Find each line containing the string "шкала" and return it.

--- --- ---

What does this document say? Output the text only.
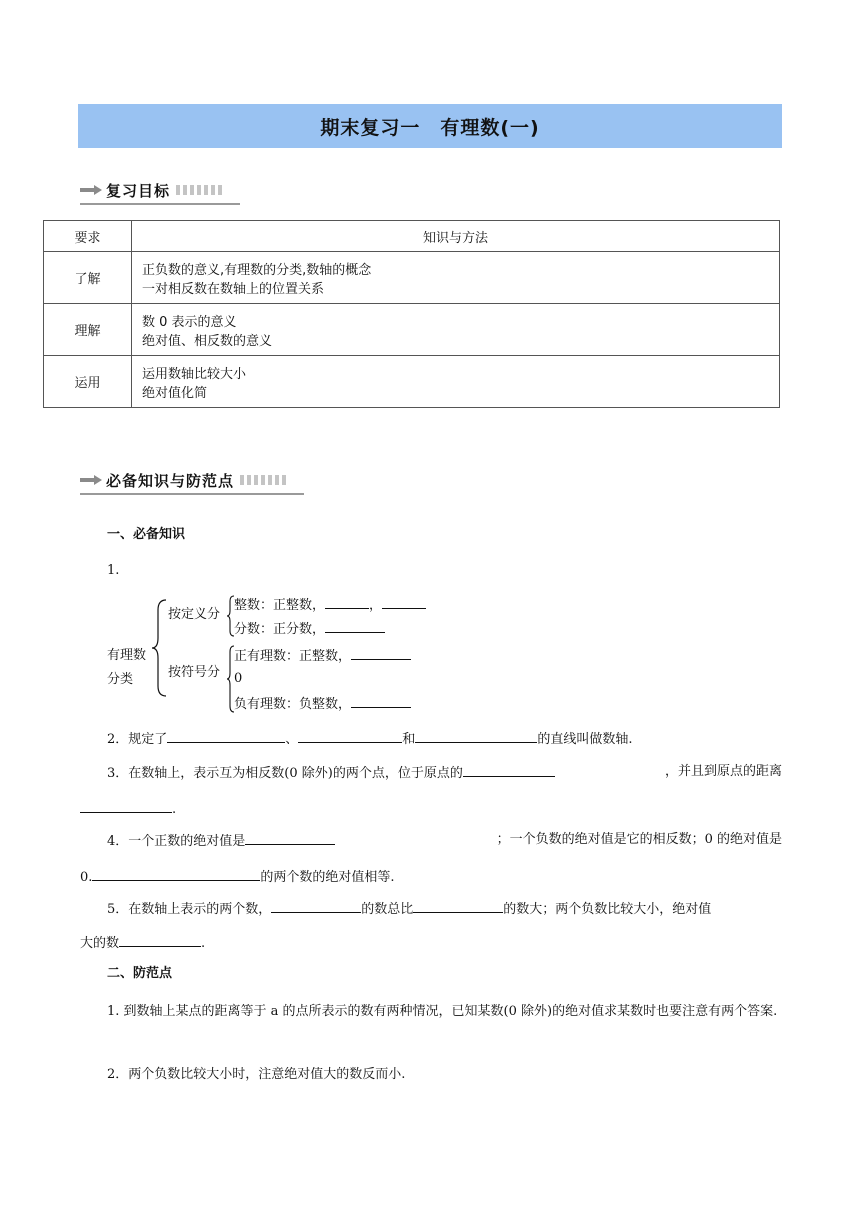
期末复习一　有理数(一)
复习目标
要求	知识与方法
了解	正负数的意义,有理数的分类,数轴的概念
一对相反数在数轴上的位置关系

理解	数 0 表示的意义
绝对值、相反数的意义

运用	运用数轴比较大小
绝对值化简
必备知识与防范点
一、必备知识
1.
有理数
分类
按定义分
整数：正整数，	，
分数：正分数，
按符号分
正有理数：正整数，
0
负有理数：负整数，
2．规定了	、	和	的直线叫做数轴.
3．在数轴上，表示互为相反数(0 除外)的两个点，位于原点的	，并且到原点的距离
.
4．一个正数的绝对值是	；一个负数的绝对值是它的相反数；0 的绝对值是
0.	的两个数的绝对值相等.
5．在数轴上表示的两个数，	的数总比	的数大；两个负数比较大小，绝对值
大的数	.
二、防范点
1. 到数轴上某点的距离等于 a 的点所表示的数有两种情况，已知某数(0 除外)的绝对值求某数时也要注意有两个答案.
2．两个负数比较大小时，注意绝对值大的数反而小.
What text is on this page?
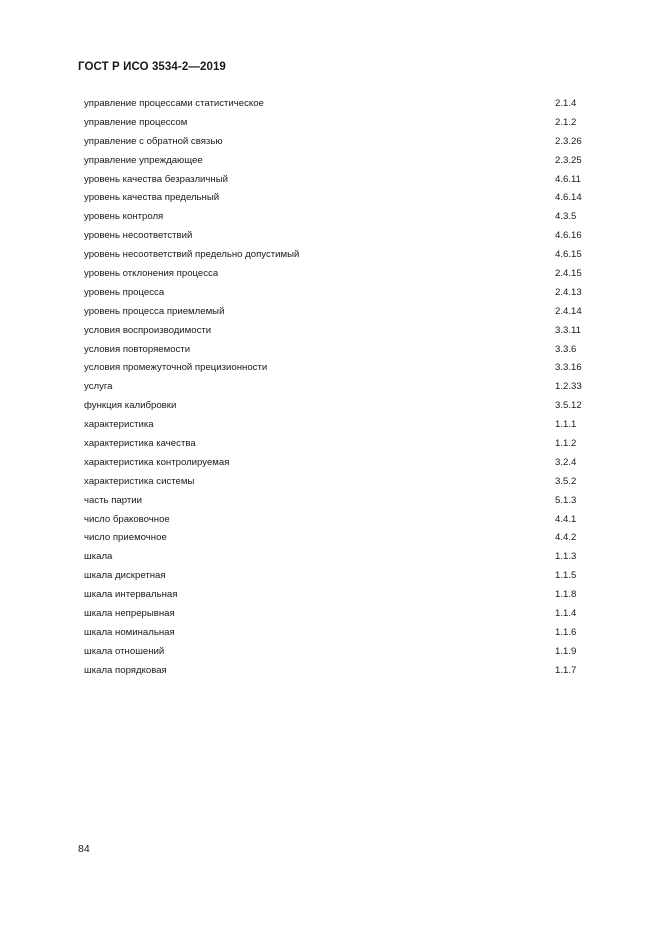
ГОСТ Р ИСО 3534-2—2019
управление процессами статистическое	2.1.4
управление процессом	2.1.2
управление с обратной связью	2.3.26
управление упреждающее	2.3.25
уровень качества безразличный	4.6.11
уровень качества предельный	4.6.14
уровень контроля	4.3.5
уровень несоответствий	4.6.16
уровень несоответствий предельно допустимый	4.6.15
уровень отклонения процесса	2.4.15
уровень процесса	2.4.13
уровень процесса приемлемый	2.4.14
условия воспроизводимости	3.3.11
условия повторяемости	3.3.6
условия промежуточной прецизионности	3.3.16
услуга	1.2.33
функция калибровки	3.5.12
характеристика	1.1.1
характеристика качества	1.1.2
характеристика контролируемая	3.2.4
характеристика системы	3.5.2
часть партии	5.1.3
число браковочное	4.4.1
число приемочное	4.4.2
шкала	1.1.3
шкала дискретная	1.1.5
шкала интервальная	1.1.8
шкала непрерывная	1.1.4
шкала номинальная	1.1.6
шкала отношений	1.1.9
шкала порядковая	1.1.7
84
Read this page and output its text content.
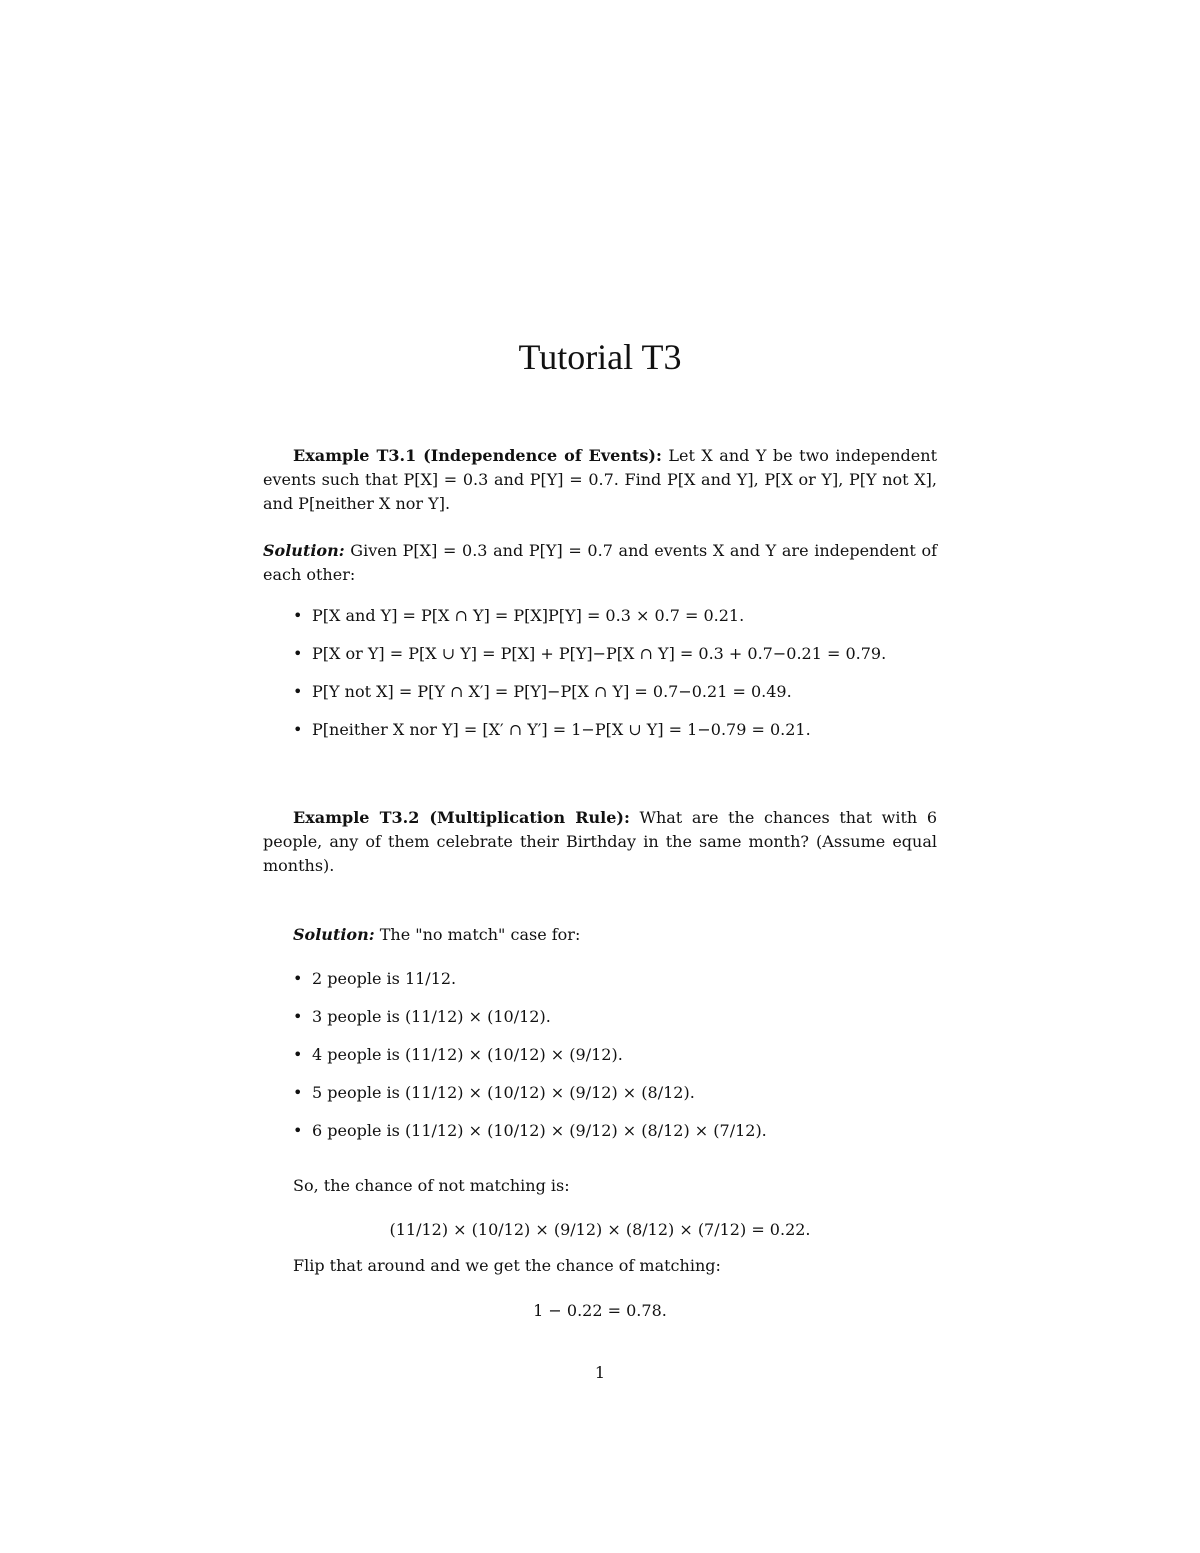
Tutorial T3

Example T3.1 (Independence of Events): Let X and Y be two independent events such that P[X] = 0.3 and P[Y] = 0.7. Find P[X and Y], P[X or Y], P[Y not X], and P[neither X nor Y].

Solution: Given P[X] = 0.3 and P[Y] = 0.7 and events X and Y are independent of each other:

• P[X and Y] = P[X ∩ Y] = P[X]P[Y] = 0.3 × 0.7 = 0.21.
• P[X or Y] = P[X ∪ Y] = P[X] + P[Y]−P[X ∩ Y] = 0.3 + 0.7−0.21 = 0.79.
• P[Y not X] = P[Y ∩ X′] = P[Y]−P[X ∩ Y] = 0.7−0.21 = 0.49.
• P[neither X nor Y] = [X′ ∩ Y′] = 1−P[X ∪ Y] = 1−0.79 = 0.21.

Example T3.2 (Multiplication Rule): What are the chances that with 6 people, any of them celebrate their Birthday in the same month? (Assume equal months).

Solution: The "no match" case for:

• 2 people is 11/12.
• 3 people is (11/12) × (10/12).
• 4 people is (11/12) × (10/12) × (9/12).
• 5 people is (11/12) × (10/12) × (9/12) × (8/12).
• 6 people is (11/12) × (10/12) × (9/12) × (8/12) × (7/12).

So, the chance of not matching is:

(11/12) × (10/12) × (9/12) × (8/12) × (7/12) = 0.22.

Flip that around and we get the chance of matching:

1 − 0.22 = 0.78.
1
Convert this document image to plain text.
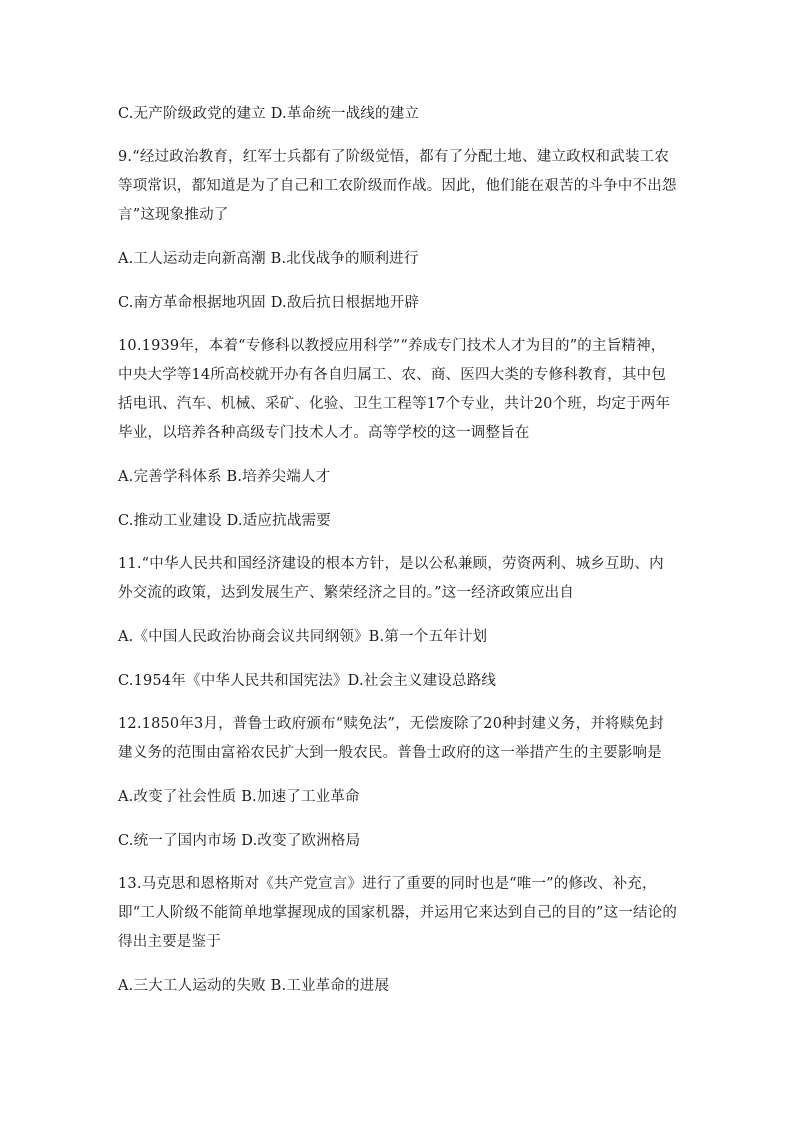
C.无产阶级政党的建立 D.革命统一战线的建立

9.“经过政治教育，红军士兵都有了阶级觉悟，都有了分配土地、建立政权和武装工农等项常识，都知道是为了自己和工农阶级而作战。因此，他们能在艰苦的斗争中不出怨言”这现象推动了

A.工人运动走向新高潮 B.北伐战争的顺利进行

C.南方革命根据地巩固 D.敌后抗日根据地开辟

10.1939年，本着“专修科以教授应用科学”“养成专门技术人才为目的”的主旨精神，中央大学等14所高校就开办有各自归属工、农、商、医四大类的专修科教育，其中包括电讯、汽车、机械、采矿、化验、卫生工程等17个专业，共计20个班，均定于两年毕业，以培养各种高级专门技术人才。高等学校的这一调整旨在

A.完善学科体系 B.培养尖端人才

C.推动工业建设 D.适应抗战需要

11.“中华人民共和国经济建设的根本方针，是以公私兼顾，劳资两利、城乡互助、内外交流的政策，达到发展生产、繁荣经济之目的。”这一经济政策应出自

A.《中国人民政治协商会议共同纲领》B.第一个五年计划

C.1954年《中华人民共和国宪法》D.社会主义建设总路线

12.1850年3月，普鲁士政府颁布“赎免法”，无偿废除了20种封建义务，并将赎免封建义务的范围由富裕农民扩大到一般农民。普鲁士政府的这一举措产生的主要影响是

A.改变了社会性质 B.加速了工业革命

C.统一了国内市场 D.改变了欧洲格局

13.马克思和恩格斯对《共产党宣言》进行了重要的同时也是“唯一”的修改、补充，即“工人阶级不能简单地掌握现成的国家机器，并运用它来达到自己的目的”这一结论的得出主要是鉴于

A.三大工人运动的失败 B.工业革命的进展
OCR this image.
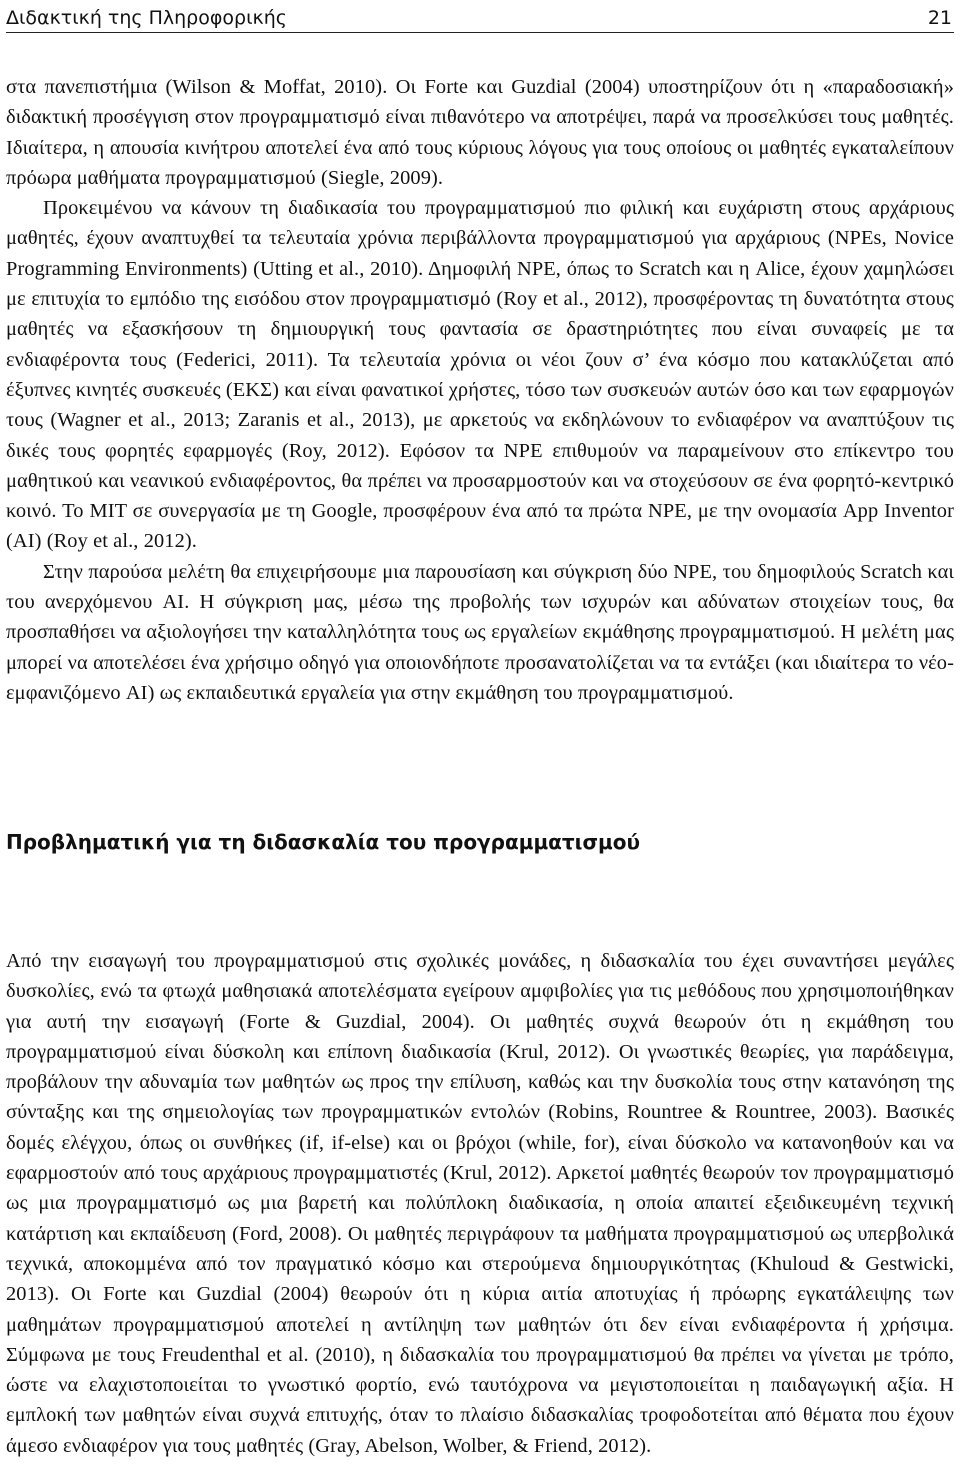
Διδακτική της Πληροφορικής	21

στα πανεπιστήμια (Wilson & Moffat, 2010). Οι Forte και Guzdial (2004) υποστηρίζουν ότι η «παραδοσιακή» διδακτική προσέγγιση στον προγραμματισμό είναι πιθανότερο να αποτρέψει, παρά να προσελκύσει τους μαθητές. Ιδιαίτερα, η απουσία κινήτρου αποτελεί ένα από τους κύριους λόγους για τους οποίους οι μαθητές εγκαταλείπουν πρόωρα μαθήματα προγραμματισμού (Siegle, 2009).

Προκειμένου να κάνουν τη διαδικασία του προγραμματισμού πιο φιλική και ευχάριστη στους αρχάριους μαθητές, έχουν αναπτυχθεί τα τελευταία χρόνια περιβάλλοντα προγραμματισμού για αρχάριους (NPEs, Novice Programming Environments) (Utting et al., 2010). Δημοφιλή NPE, όπως το Scratch και η Alice, έχουν χαμηλώσει με επιτυχία το εμπόδιο της εισόδου στον προγραμματισμό (Roy et al., 2012), προσφέροντας τη δυνατότητα στους μαθητές να εξασκήσουν τη δημιουργική τους φαντασία σε δραστηριότητες που είναι συναφείς με τα ενδιαφέροντα τους (Federici, 2011). Τα τελευταία χρόνια οι νέοι ζουν σ’ ένα κόσμο που κατακλύζεται από έξυπνες κινητές συσκευές (ΕΚΣ) και είναι φανατικοί χρήστες, τόσο των συσκευών αυτών όσο και των εφαρμογών τους (Wagner et al., 2013; Zaranis et al., 2013), με αρκετούς να εκδηλώνουν το ενδιαφέρον να αναπτύξουν τις δικές τους φορητές εφαρμογές (Roy, 2012). Εφόσον τα NPE επιθυμούν να παραμείνουν στο επίκεντρο του μαθητικού και νεανικού ενδιαφέροντος, θα πρέπει να προσαρμοστούν και να στοχεύσουν σε ένα φορητό-κεντρικό κοινό. Το MIT σε συνεργασία με τη Google, προσφέρουν ένα από τα πρώτα NPE, με την ονομασία App Inventor (AI) (Roy et al., 2012).

Στην παρούσα μελέτη θα επιχειρήσουμε μια παρουσίαση και σύγκριση δύο NPE, του δημοφιλούς Scratch και του ανερχόμενου AI. Η σύγκριση μας, μέσω της προβολής των ισχυρών και αδύνατων στοιχείων τους, θα προσπαθήσει να αξιολογήσει την καταλληλότητα τους ως εργαλείων εκμάθησης προγραμματισμού. Η μελέτη μας μπορεί να αποτελέσει ένα χρήσιμο οδηγό για οποιονδήποτε προσανατολίζεται να τα εντάξει (και ιδιαίτερα το νέο-εμφανιζόμενο AI) ως εκπαιδευτικά εργαλεία για στην εκμάθηση του προγραμματισμού.

Προβληματική για τη διδασκαλία του προγραμματισμού

Από την εισαγωγή του προγραμματισμού στις σχολικές μονάδες, η διδασκαλία του έχει συναντήσει μεγάλες δυσκολίες, ενώ τα φτωχά μαθησιακά αποτελέσματα εγείρουν αμφιβολίες για τις μεθόδους που χρησιμοποιήθηκαν για αυτή την εισαγωγή (Forte & Guzdial, 2004). Οι μαθητές συχνά θεωρούν ότι η εκμάθηση του προγραμματισμού είναι δύσκολη και επίπονη διαδικασία (Krul, 2012). Οι γνωστικές θεωρίες, για παράδειγμα, προβάλουν την αδυναμία των μαθητών ως προς την επίλυση, καθώς και την δυσκολία τους στην κατανόηση της σύνταξης και της σημειολογίας των προγραμματικών εντολών (Robins, Rountree & Rountree, 2003). Βασικές δομές ελέγχου, όπως οι συνθήκες (if, if-else) και οι βρόχοι (while, for), είναι δύσκολο να κατανοηθούν και να εφαρμοστούν από τους αρχάριους προγραμματιστές (Krul, 2012). Αρκετοί μαθητές θεωρούν τον προγραμματισμό ως μια προγραμματισμό ως μια βαρετή και πολύπλοκη διαδικασία, η οποία απαιτεί εξειδικευμένη τεχνική κατάρτιση και εκπαίδευση (Ford, 2008). Οι μαθητές περιγράφουν τα μαθήματα προγραμματισμού ως υπερβολικά τεχνικά, αποκομμένα από τον πραγματικό κόσμο και στερούμενα δημιουργικότητας (Khuloud & Gestwicki, 2013). Οι Forte και Guzdial (2004) θεωρούν ότι η κύρια αιτία αποτυχίας ή πρόωρης εγκατάλειψης των μαθημάτων προγραμματισμού αποτελεί η αντίληψη των μαθητών ότι δεν είναι ενδιαφέροντα ή χρήσιμα. Σύμφωνα με τους Freudenthal et al. (2010), η διδασκαλία του προγραμματισμού θα πρέπει να γίνεται με τρόπο, ώστε να ελαχιστοποιείται το γνωστικό φορτίο, ενώ ταυτόχρονα να μεγιστοποιείται η παιδαγωγική αξία. Η εμπλοκή των μαθητών είναι συχνά επιτυχής, όταν το πλαίσιο διδασκαλίας τροφοδοτείται από θέματα που έχουν άμεσο ενδιαφέρον για τους μαθητές (Gray, Abelson, Wolber, & Friend, 2012).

--- --- ---

§ **Correct result**:
шкала	1.1.3
шкала дискретная	1.1.5
шкала интервальная	1.1.8
шкала непрерывная	1.1.4
шкала номинальная	1.1.6
шкала отношений	1.1.9
шкала порядковая	1.1.7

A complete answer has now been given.